Look through the records that follow. Copy every line containing the word "piquillo".

* Start SUPPLIED MATERIAL *

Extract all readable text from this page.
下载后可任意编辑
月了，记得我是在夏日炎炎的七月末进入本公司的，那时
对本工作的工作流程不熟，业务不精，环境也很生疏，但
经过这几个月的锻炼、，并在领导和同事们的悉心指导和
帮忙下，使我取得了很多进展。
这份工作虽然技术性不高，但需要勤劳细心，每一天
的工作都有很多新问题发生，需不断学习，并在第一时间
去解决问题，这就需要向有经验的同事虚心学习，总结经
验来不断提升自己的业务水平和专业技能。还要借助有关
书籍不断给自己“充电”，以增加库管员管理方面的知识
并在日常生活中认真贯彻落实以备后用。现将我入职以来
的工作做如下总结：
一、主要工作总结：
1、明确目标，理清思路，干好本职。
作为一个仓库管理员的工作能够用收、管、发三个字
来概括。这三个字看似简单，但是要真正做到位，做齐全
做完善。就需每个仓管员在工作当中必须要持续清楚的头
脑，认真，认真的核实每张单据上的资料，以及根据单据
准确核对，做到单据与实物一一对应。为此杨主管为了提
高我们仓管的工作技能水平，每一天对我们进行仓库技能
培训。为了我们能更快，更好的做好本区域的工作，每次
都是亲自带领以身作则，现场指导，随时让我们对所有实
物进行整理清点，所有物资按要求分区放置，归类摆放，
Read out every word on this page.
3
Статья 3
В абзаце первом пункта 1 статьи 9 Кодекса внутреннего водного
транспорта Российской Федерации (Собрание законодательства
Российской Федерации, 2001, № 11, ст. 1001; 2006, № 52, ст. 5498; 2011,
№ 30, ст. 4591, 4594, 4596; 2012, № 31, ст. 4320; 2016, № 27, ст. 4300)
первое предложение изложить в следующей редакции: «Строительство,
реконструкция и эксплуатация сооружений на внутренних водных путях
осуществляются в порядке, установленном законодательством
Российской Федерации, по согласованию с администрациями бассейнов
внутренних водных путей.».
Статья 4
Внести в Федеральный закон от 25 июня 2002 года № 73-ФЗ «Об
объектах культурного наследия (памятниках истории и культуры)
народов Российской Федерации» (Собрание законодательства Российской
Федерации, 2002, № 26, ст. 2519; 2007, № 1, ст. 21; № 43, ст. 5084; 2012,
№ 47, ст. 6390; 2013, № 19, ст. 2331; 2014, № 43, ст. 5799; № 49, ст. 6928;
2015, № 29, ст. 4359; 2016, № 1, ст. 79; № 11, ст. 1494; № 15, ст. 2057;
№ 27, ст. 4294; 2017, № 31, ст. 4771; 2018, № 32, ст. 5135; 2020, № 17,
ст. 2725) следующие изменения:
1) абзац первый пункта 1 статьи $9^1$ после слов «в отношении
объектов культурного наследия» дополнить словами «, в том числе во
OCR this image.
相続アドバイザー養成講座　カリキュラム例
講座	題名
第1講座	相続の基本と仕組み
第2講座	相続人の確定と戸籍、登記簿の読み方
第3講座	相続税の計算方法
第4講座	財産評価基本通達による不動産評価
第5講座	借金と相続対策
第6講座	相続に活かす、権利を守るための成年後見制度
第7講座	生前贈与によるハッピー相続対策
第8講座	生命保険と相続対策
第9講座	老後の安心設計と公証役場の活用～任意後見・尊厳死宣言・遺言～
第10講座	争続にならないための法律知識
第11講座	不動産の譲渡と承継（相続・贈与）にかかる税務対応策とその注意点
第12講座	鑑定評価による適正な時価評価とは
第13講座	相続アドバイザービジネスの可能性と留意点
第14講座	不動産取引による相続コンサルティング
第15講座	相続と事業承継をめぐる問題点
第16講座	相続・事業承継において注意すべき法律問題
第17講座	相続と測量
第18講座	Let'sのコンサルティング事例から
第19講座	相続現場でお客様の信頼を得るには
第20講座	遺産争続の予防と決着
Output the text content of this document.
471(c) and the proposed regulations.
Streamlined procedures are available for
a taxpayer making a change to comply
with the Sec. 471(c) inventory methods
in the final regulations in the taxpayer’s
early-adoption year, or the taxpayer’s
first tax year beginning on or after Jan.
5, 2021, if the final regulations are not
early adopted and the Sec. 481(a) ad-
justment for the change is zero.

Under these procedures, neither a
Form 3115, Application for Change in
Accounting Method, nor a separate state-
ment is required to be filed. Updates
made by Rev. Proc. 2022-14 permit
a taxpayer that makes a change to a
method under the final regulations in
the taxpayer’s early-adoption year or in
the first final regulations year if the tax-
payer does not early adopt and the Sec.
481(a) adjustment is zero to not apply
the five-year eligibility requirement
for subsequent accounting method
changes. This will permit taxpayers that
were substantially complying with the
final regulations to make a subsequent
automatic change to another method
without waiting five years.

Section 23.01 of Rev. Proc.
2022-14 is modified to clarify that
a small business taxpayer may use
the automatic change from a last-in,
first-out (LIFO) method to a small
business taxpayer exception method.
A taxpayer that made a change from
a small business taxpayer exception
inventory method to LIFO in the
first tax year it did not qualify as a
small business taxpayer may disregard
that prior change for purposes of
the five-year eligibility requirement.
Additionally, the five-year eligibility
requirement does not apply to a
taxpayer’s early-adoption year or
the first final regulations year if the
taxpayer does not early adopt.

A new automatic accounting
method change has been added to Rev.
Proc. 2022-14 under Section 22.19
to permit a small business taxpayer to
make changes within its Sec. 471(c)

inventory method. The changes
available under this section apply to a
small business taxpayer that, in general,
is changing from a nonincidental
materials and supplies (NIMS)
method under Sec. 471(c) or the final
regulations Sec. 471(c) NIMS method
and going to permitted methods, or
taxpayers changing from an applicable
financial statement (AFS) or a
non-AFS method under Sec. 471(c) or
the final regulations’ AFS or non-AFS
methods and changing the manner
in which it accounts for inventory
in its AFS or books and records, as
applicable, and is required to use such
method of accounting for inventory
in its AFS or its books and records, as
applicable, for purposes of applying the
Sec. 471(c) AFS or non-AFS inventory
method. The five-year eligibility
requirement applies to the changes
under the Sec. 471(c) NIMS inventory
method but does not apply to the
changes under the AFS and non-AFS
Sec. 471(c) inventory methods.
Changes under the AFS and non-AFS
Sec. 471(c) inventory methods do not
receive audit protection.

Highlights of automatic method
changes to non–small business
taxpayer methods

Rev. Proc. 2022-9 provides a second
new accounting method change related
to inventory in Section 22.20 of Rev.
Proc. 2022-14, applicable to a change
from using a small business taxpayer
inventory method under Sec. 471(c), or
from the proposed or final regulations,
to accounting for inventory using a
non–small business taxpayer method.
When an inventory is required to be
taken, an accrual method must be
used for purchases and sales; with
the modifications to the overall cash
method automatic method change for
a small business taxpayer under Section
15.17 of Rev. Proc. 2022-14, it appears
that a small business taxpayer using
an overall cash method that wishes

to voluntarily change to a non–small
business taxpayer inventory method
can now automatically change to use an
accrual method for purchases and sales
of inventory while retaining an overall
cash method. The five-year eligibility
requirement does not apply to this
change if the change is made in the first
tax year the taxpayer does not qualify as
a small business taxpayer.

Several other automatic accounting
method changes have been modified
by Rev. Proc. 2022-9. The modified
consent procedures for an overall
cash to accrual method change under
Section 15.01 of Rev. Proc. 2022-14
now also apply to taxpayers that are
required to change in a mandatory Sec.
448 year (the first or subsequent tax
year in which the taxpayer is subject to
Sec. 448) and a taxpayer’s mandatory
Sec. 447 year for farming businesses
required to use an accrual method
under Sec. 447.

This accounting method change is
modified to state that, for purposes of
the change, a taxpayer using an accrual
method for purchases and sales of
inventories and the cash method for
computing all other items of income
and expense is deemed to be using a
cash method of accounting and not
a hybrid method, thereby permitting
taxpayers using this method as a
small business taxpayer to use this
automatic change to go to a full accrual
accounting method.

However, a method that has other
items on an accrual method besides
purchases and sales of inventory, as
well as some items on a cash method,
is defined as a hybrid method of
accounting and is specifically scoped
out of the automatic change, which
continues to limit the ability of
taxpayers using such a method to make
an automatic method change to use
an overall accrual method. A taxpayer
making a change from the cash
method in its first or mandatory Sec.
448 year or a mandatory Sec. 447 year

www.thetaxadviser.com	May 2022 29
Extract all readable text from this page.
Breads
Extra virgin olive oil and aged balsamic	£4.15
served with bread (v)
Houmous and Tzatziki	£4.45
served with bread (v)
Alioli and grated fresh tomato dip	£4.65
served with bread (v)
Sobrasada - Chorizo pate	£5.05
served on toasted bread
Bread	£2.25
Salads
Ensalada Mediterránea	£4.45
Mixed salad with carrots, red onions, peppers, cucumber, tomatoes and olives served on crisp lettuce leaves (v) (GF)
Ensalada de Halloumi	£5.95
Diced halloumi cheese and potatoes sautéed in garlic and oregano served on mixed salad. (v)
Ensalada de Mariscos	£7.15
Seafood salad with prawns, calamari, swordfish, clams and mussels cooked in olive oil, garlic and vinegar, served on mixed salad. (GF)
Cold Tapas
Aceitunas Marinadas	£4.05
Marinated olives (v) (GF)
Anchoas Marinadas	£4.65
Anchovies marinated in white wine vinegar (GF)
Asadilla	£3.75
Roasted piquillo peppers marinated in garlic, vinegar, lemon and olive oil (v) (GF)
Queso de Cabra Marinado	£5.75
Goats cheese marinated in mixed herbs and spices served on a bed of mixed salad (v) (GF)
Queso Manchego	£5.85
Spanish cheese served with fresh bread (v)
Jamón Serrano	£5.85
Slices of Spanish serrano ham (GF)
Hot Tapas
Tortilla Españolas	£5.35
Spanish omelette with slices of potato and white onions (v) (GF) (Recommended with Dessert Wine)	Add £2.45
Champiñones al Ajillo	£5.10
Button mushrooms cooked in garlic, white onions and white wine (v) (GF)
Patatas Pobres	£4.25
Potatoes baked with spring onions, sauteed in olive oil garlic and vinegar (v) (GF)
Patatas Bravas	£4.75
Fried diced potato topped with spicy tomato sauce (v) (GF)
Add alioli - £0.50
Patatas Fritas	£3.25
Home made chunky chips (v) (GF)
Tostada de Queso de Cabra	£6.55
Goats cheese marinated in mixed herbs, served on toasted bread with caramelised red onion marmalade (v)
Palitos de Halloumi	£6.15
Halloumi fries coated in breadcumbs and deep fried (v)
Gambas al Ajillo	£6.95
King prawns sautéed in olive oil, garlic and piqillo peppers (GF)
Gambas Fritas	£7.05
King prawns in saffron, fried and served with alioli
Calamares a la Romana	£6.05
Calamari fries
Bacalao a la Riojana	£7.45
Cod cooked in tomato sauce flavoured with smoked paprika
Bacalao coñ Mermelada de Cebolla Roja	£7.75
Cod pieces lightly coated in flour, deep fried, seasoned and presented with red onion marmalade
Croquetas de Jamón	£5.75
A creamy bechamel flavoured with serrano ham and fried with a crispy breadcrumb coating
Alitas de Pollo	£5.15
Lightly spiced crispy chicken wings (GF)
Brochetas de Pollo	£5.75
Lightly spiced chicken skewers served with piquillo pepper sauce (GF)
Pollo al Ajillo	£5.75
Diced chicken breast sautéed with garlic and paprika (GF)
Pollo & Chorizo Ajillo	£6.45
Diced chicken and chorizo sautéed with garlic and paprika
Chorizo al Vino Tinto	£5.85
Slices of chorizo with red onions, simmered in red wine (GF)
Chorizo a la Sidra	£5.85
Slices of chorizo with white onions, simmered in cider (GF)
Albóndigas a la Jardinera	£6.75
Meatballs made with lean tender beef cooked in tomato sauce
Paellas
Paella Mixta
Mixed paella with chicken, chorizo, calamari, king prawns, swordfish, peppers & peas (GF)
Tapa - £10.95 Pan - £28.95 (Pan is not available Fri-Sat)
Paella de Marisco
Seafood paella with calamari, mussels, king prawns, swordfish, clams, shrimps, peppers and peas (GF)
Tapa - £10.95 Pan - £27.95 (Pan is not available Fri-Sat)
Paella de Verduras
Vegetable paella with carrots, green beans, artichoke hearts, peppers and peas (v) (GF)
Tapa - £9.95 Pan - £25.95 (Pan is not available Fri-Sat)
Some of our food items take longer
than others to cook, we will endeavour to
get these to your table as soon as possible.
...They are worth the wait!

* End SUPPLIED MATERIAL *

EXERCISE SOLUTION —
Roasted piquillo peppers marinated in garlic, vinegar, lemon and olive oil (v) (GF)
Lightly spiced chicken skewers served with piquillo pepper sauce (GF)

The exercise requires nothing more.